[Dataset entries]
#####

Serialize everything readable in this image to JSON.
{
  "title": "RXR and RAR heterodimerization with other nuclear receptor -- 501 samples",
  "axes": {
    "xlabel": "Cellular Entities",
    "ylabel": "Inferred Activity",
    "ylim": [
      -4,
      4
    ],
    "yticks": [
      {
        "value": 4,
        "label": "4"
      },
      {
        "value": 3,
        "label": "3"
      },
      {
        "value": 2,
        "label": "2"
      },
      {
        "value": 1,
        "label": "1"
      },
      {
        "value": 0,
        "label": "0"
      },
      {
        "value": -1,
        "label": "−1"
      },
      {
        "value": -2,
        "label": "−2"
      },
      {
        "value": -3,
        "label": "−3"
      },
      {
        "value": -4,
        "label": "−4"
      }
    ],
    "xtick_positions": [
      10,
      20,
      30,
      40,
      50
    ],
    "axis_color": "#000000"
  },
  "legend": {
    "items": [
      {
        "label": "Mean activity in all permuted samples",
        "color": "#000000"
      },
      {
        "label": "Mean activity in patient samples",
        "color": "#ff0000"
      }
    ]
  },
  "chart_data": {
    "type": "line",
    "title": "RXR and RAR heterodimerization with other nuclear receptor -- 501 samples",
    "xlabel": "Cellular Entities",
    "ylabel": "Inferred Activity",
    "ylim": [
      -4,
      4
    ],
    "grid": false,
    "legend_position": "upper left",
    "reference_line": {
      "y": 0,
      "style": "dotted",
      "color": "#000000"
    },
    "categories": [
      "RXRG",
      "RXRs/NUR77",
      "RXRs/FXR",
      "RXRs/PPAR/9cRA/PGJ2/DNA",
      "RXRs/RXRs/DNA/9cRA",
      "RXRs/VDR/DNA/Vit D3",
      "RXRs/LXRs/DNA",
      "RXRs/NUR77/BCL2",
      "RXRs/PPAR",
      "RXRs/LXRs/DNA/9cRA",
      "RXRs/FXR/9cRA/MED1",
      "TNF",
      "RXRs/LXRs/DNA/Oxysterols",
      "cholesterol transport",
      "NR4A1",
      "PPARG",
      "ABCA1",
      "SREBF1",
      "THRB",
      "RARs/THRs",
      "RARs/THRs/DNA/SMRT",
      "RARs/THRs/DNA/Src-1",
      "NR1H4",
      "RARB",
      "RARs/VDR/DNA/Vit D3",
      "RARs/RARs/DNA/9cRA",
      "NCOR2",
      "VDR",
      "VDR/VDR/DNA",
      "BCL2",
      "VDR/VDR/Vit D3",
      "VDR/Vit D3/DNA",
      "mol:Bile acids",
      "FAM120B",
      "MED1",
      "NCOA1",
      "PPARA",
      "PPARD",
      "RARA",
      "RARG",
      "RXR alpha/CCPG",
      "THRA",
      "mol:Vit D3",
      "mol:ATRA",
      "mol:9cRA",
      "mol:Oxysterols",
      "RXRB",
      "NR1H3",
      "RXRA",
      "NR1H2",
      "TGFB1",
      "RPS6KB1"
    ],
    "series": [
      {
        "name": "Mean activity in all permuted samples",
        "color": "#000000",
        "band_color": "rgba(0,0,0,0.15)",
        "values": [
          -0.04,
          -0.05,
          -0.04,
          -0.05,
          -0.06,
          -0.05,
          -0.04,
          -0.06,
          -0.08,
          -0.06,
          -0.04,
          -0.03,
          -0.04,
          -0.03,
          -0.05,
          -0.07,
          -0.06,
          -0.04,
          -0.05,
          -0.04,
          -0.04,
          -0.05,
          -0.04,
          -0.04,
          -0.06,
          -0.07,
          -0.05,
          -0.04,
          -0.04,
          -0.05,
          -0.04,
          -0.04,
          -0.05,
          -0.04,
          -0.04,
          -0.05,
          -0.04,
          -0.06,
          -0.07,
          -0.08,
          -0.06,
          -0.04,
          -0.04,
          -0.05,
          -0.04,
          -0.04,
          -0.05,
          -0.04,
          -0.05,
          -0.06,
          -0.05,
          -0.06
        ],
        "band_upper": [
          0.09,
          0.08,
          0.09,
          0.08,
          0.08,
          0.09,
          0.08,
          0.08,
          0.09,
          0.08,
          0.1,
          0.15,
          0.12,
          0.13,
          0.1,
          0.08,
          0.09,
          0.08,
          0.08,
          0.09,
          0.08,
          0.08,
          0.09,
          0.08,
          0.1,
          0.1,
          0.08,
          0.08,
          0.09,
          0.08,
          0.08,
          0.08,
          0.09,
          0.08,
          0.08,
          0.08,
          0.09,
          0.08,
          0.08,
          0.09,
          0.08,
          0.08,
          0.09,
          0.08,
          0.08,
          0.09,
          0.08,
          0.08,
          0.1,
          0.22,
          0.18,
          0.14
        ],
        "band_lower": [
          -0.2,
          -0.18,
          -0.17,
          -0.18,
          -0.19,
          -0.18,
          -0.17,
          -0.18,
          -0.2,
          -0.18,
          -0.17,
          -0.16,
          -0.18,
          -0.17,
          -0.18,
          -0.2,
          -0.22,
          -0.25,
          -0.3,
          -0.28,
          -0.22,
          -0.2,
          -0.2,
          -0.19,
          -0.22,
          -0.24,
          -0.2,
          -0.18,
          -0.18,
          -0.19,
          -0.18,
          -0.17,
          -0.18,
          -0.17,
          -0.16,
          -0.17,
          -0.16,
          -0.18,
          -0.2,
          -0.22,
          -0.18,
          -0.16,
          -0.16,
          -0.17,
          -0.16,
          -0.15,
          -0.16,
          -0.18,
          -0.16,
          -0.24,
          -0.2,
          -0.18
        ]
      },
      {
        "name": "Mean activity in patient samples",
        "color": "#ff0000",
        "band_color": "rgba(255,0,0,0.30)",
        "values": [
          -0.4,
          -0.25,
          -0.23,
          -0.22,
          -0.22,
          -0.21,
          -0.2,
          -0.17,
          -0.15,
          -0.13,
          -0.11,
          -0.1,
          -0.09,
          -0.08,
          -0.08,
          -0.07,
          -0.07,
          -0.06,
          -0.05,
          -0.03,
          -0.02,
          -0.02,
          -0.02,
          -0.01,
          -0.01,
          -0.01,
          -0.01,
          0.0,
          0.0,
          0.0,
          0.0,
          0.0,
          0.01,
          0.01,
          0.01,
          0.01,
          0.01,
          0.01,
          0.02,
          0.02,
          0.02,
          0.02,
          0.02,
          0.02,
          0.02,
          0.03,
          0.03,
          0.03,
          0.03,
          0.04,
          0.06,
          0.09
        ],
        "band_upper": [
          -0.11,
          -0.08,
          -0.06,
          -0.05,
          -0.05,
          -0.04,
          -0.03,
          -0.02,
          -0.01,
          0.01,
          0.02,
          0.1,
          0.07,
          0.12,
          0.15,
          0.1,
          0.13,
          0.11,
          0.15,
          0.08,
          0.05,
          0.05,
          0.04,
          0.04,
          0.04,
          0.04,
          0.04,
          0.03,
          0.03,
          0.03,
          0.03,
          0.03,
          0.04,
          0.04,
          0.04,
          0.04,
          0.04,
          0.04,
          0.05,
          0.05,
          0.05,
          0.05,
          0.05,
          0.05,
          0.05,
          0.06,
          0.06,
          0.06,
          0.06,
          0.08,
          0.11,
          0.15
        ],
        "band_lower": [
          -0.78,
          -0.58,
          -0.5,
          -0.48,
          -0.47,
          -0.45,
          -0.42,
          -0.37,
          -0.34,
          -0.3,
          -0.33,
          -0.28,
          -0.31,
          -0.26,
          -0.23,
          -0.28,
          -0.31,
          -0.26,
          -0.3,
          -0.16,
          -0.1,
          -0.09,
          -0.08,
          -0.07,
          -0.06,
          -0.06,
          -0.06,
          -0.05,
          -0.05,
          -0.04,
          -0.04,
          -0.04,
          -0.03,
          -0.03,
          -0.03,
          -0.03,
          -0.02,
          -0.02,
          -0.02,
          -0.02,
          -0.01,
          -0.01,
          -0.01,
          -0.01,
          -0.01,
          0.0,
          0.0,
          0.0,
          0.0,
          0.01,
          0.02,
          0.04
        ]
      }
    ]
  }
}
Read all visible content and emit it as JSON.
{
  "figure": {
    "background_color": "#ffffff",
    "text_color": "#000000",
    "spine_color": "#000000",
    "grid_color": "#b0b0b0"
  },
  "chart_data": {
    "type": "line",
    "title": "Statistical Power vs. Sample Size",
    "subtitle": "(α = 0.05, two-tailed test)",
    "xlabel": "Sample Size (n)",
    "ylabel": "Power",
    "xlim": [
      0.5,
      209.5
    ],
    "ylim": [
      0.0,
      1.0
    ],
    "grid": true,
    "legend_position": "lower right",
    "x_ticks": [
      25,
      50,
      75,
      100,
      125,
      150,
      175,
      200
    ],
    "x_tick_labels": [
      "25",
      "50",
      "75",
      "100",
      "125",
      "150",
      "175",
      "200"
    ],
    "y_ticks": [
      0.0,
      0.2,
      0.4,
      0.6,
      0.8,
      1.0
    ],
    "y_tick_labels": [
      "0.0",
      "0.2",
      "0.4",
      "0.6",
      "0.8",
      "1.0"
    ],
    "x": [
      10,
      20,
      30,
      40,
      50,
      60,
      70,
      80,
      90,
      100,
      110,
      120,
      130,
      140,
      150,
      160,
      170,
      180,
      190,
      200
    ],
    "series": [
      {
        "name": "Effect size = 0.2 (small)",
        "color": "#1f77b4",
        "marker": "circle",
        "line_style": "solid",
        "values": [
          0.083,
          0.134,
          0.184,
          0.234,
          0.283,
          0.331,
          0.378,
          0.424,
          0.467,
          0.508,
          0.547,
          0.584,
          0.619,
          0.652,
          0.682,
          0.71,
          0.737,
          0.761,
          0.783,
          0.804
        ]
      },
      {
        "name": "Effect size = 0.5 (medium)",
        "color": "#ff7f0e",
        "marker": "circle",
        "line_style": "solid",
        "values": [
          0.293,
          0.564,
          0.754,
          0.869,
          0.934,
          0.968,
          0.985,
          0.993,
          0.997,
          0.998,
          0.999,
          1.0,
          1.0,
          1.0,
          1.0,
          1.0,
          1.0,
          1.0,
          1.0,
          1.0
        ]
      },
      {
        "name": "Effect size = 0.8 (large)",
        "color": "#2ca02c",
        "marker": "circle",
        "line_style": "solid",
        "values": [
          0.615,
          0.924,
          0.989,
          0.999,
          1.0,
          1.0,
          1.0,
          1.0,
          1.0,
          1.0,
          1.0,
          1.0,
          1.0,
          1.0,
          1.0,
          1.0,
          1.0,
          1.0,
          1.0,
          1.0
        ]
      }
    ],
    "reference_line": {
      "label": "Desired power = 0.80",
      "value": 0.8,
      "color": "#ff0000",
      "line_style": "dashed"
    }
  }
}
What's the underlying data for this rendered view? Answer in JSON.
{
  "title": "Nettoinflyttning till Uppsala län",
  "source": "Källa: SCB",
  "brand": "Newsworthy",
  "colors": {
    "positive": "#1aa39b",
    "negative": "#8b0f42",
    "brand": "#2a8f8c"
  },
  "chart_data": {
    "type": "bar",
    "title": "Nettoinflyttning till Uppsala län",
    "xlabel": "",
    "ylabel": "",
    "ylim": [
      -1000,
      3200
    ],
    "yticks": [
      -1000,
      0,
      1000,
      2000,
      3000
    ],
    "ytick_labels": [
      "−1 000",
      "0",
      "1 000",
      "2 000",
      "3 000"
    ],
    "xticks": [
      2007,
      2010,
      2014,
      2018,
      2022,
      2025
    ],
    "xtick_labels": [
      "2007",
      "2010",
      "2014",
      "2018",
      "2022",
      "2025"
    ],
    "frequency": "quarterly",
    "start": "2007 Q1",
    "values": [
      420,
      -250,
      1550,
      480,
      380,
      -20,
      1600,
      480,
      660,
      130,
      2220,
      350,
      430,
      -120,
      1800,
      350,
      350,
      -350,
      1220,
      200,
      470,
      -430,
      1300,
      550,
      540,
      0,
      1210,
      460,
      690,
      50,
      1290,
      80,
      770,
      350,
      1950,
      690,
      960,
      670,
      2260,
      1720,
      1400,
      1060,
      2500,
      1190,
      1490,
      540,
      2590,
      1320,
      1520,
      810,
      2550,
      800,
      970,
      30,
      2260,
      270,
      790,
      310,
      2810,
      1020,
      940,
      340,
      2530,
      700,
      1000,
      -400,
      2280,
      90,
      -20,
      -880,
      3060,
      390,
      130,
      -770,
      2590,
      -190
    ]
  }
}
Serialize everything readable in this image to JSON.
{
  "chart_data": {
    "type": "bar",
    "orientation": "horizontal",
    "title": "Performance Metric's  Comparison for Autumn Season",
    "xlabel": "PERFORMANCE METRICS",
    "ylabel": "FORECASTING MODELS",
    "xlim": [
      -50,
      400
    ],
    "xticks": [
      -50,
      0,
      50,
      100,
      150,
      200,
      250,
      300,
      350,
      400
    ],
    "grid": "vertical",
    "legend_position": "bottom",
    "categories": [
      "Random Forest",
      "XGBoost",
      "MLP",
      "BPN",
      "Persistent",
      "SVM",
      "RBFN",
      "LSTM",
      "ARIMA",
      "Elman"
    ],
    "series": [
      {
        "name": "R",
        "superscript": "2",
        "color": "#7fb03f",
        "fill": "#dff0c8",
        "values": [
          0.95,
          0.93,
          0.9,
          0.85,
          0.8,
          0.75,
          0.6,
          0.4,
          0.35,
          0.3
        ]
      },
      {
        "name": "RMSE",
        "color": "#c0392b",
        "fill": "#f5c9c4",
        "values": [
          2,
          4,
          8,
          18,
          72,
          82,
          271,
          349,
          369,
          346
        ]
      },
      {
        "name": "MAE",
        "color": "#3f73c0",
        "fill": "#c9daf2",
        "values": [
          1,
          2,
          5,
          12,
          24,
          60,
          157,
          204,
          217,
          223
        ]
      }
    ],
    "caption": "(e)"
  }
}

#####

## What is asked
Count every line above that holds the word "THRs", and state the number and nothing more.

## Answer to the exercise
3